Figure record listings:
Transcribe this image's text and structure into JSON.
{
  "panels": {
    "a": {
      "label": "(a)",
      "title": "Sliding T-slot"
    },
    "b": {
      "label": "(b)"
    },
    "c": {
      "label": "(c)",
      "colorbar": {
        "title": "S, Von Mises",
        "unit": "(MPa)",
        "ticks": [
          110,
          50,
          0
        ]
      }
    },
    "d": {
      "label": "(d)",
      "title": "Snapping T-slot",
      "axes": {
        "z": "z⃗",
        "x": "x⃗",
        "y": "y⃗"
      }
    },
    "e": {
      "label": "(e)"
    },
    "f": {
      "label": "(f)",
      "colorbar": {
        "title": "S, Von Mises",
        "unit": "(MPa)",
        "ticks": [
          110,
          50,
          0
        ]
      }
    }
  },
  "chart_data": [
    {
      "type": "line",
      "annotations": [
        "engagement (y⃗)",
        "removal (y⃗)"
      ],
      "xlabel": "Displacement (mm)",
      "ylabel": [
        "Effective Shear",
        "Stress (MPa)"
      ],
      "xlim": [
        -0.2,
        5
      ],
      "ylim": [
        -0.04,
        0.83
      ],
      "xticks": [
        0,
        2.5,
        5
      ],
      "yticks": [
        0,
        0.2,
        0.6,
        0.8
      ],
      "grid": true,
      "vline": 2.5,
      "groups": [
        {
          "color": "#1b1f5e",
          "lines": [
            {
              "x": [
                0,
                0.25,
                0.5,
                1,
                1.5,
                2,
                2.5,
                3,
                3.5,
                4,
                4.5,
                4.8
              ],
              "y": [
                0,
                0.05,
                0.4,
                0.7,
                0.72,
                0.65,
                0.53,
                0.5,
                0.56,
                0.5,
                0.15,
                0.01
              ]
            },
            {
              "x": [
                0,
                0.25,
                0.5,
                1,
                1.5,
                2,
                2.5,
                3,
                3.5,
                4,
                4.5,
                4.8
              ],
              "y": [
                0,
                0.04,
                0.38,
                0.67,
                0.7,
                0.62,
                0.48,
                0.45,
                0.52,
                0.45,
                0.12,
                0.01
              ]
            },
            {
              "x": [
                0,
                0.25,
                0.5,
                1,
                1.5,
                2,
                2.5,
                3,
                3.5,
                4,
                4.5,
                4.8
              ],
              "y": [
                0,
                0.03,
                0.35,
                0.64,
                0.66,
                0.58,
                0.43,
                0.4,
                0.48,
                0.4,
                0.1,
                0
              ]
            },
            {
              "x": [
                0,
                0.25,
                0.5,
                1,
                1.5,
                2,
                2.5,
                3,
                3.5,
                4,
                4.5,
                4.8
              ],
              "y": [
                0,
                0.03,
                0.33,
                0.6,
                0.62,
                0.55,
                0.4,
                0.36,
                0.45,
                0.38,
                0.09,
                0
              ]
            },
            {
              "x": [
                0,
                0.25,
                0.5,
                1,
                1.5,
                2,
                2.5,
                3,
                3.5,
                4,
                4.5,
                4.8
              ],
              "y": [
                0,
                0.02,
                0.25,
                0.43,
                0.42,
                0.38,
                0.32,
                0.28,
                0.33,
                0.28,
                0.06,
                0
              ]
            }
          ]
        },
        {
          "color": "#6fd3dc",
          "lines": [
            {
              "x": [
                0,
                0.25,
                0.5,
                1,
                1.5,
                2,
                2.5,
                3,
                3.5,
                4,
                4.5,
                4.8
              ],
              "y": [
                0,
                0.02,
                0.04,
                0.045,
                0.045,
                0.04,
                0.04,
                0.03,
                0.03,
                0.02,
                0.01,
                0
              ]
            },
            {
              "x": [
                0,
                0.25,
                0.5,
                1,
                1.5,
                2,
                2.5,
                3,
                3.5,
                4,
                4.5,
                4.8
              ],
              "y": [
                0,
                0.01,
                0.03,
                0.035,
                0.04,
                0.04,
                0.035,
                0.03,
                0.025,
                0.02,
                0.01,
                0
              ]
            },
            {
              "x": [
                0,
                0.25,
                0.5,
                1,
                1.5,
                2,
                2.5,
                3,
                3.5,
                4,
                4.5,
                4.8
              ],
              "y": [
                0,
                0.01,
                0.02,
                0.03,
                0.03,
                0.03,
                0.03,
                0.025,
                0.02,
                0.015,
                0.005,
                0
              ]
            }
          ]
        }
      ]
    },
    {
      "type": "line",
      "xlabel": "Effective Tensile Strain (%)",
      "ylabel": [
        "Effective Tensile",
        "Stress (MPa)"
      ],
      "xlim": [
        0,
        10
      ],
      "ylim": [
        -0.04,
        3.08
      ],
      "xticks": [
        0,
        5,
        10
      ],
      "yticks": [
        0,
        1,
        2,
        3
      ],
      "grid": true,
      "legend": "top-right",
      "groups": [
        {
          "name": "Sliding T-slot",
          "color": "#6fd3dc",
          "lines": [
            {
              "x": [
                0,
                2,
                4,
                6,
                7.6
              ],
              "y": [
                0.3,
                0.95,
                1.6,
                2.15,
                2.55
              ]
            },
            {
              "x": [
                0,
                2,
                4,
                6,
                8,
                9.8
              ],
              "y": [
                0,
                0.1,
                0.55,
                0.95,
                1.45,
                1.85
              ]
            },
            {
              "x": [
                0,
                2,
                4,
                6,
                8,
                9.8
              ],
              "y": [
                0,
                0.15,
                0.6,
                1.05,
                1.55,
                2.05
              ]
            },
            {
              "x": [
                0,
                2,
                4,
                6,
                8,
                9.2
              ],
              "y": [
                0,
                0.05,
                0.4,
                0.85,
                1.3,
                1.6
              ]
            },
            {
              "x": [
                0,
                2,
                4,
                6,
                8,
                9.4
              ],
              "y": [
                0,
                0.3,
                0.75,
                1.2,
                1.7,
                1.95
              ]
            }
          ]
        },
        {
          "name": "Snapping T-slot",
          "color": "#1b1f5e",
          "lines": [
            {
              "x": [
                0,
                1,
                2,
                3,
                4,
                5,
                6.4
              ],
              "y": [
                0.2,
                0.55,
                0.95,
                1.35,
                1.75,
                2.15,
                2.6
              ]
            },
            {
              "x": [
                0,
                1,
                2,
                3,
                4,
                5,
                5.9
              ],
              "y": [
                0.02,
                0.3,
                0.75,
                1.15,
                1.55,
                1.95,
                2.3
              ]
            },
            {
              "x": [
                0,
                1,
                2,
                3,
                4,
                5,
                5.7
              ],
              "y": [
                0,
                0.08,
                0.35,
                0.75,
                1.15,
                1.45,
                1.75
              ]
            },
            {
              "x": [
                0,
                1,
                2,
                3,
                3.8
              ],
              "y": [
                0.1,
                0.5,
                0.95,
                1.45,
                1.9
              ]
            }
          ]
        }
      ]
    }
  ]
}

| What you should do |
Extract all lines as given.

| Solved problem |
Transcribe this image's text and structure into JSON.
{
  "panels": {
    "a": {
      "label": "(a)",
      "title": "Sliding T-slot"
    },
    "b": {
      "label": "(b)"
    },
    "c": {
      "label": "(c)",
      "colorbar": {
        "title": "S, Von Mises",
        "unit": "(MPa)",
        "ticks": [
          110,
          50,
          0
        ]
      }
    },
    "d": {
      "label": "(d)",
      "title": "Snapping T-slot",
      "axes": {
        "z": "z⃗",
        "x": "x⃗",
        "y": "y⃗"
      }
    },
    "e": {
      "label": "(e)"
    },
    "f": {
      "label": "(f)",
      "colorbar": {
        "title": "S, Von Mises",
        "unit": "(MPa)",
        "ticks": [
          110,
          50,
          0
        ]
      }
    }
  },
  "chart_data": [
    {
      "type": "line",
      "annotations": [
        "engagement (y⃗)",
        "removal (y⃗)"
      ],
      "xlabel": "Displacement (mm)",
      "ylabel": [
        "Effective Shear",
        "Stress (MPa)"
      ],
      "xlim": [
        -0.2,
        5
      ],
      "ylim": [
        -0.04,
        0.83
      ],
      "xticks": [
        0,
        2.5,
        5
      ],
      "yticks": [
        0,
        0.2,
        0.6,
        0.8
      ],
      "grid": true,
      "vline": 2.5,
      "groups": [
        {
          "color": "#1b1f5e",
          "lines": [
            {
              "x": [
                0,
                0.25,
                0.5,
                1,
                1.5,
                2,
                2.5,
                3,
                3.5,
                4,
                4.5,
                4.8
              ],
              "y": [
                0,
                0.05,
                0.4,
                0.7,
                0.72,
                0.65,
                0.53,
                0.5,
                0.56,
                0.5,
                0.15,
                0.01
              ]
            },
            {
              "x": [
                0,
                0.25,
                0.5,
                1,
                1.5,
                2,
                2.5,
                3,
                3.5,
                4,
                4.5,
                4.8
              ],
              "y": [
                0,
                0.04,
                0.38,
                0.67,
                0.7,
                0.62,
                0.48,
                0.45,
                0.52,
                0.45,
                0.12,
                0.01
              ]
            },
            {
              "x": [
                0,
                0.25,
                0.5,
                1,
                1.5,
                2,
                2.5,
                3,
                3.5,
                4,
                4.5,
                4.8
              ],
              "y": [
                0,
                0.03,
                0.35,
                0.64,
                0.66,
                0.58,
                0.43,
                0.4,
                0.48,
                0.4,
                0.1,
                0
              ]
            },
            {
              "x": [
                0,
                0.25,
                0.5,
                1,
                1.5,
                2,
                2.5,
                3,
                3.5,
                4,
                4.5,
                4.8
              ],
              "y": [
                0,
                0.03,
                0.33,
                0.6,
                0.62,
                0.55,
                0.4,
                0.36,
                0.45,
                0.38,
                0.09,
                0
              ]
            },
            {
              "x": [
                0,
                0.25,
                0.5,
                1,
                1.5,
                2,
                2.5,
                3,
                3.5,
                4,
                4.5,
                4.8
              ],
              "y": [
                0,
                0.02,
                0.25,
                0.43,
                0.42,
                0.38,
                0.32,
                0.28,
                0.33,
                0.28,
                0.06,
                0
              ]
            }
          ]
        },
        {
          "color": "#6fd3dc",
          "lines": [
            {
              "x": [
                0,
                0.25,
                0.5,
                1,
                1.5,
                2,
                2.5,
                3,
                3.5,
                4,
                4.5,
                4.8
              ],
              "y": [
                0,
                0.02,
                0.04,
                0.045,
                0.045,
                0.04,
                0.04,
                0.03,
                0.03,
                0.02,
                0.01,
                0
              ]
            },
            {
              "x": [
                0,
                0.25,
                0.5,
                1,
                1.5,
                2,
                2.5,
                3,
                3.5,
                4,
                4.5,
                4.8
              ],
              "y": [
                0,
                0.01,
                0.03,
                0.035,
                0.04,
                0.04,
                0.035,
                0.03,
                0.025,
                0.02,
                0.01,
                0
              ]
            },
            {
              "x": [
                0,
                0.25,
                0.5,
                1,
                1.5,
                2,
                2.5,
                3,
                3.5,
                4,
                4.5,
                4.8
              ],
              "y": [
                0,
                0.01,
                0.02,
                0.03,
                0.03,
                0.03,
                0.03,
                0.025,
                0.02,
                0.015,
                0.005,
                0
              ]
            }
          ]
        }
      ]
    },
    {
      "type": "line",
      "xlabel": "Effective Tensile Strain (%)",
      "ylabel": [
        "Effective Tensile",
        "Stress (MPa)"
      ],
      "xlim": [
        0,
        10
      ],
      "ylim": [
        -0.04,
        3.08
      ],
      "xticks": [
        0,
        5,
        10
      ],
      "yticks": [
        0,
        1,
        2,
        3
      ],
      "grid": true,
      "legend": "top-right",
      "groups": [
        {
          "name": "Sliding T-slot",
          "color": "#6fd3dc",
          "lines": [
            {
              "x": [
                0,
                2,
                4,
                6,
                7.6
              ],
              "y": [
                0.3,
                0.95,
                1.6,
                2.15,
                2.55
              ]
            },
            {
              "x": [
                0,
                2,
                4,
                6,
                8,
                9.8
              ],
              "y": [
                0,
                0.1,
                0.55,
                0.95,
                1.45,
                1.85
              ]
            },
            {
              "x": [
                0,
                2,
                4,
                6,
                8,
                9.8
              ],
              "y": [
                0,
                0.15,
                0.6,
                1.05,
                1.55,
                2.05
              ]
            },
            {
              "x": [
                0,
                2,
                4,
                6,
                8,
                9.2
              ],
              "y": [
                0,
                0.05,
                0.4,
                0.85,
                1.3,
                1.6
              ]
            },
            {
              "x": [
                0,
                2,
                4,
                6,
                8,
                9.4
              ],
              "y": [
                0,
                0.3,
                0.75,
                1.2,
                1.7,
                1.95
              ]
            }
          ]
        },
        {
          "name": "Snapping T-slot",
          "color": "#1b1f5e",
          "lines": [
            {
              "x": [
                0,
                1,
                2,
                3,
                4,
                5,
                6.4
              ],
              "y": [
                0.2,
                0.55,
                0.95,
                1.35,
                1.75,
                2.15,
                2.6
              ]
            },
            {
              "x": [
                0,
                1,
                2,
                3,
                4,
                5,
                5.9
              ],
              "y": [
                0.02,
                0.3,
                0.75,
                1.15,
                1.55,
                1.95,
                2.3
              ]
            },
            {
              "x": [
                0,
                1,
                2,
                3,
                4,
                5,
                5.7
              ],
              "y": [
                0,
                0.08,
                0.35,
                0.75,
                1.15,
                1.45,
                1.75
              ]
            },
            {
              "x": [
                0,
                1,
                2,
                3,
                3.8
              ],
              "y": [
                0.1,
                0.5,
                0.95,
                1.45,
                1.9
              ]
            }
          ]
        }
      ]
    }
  ]
}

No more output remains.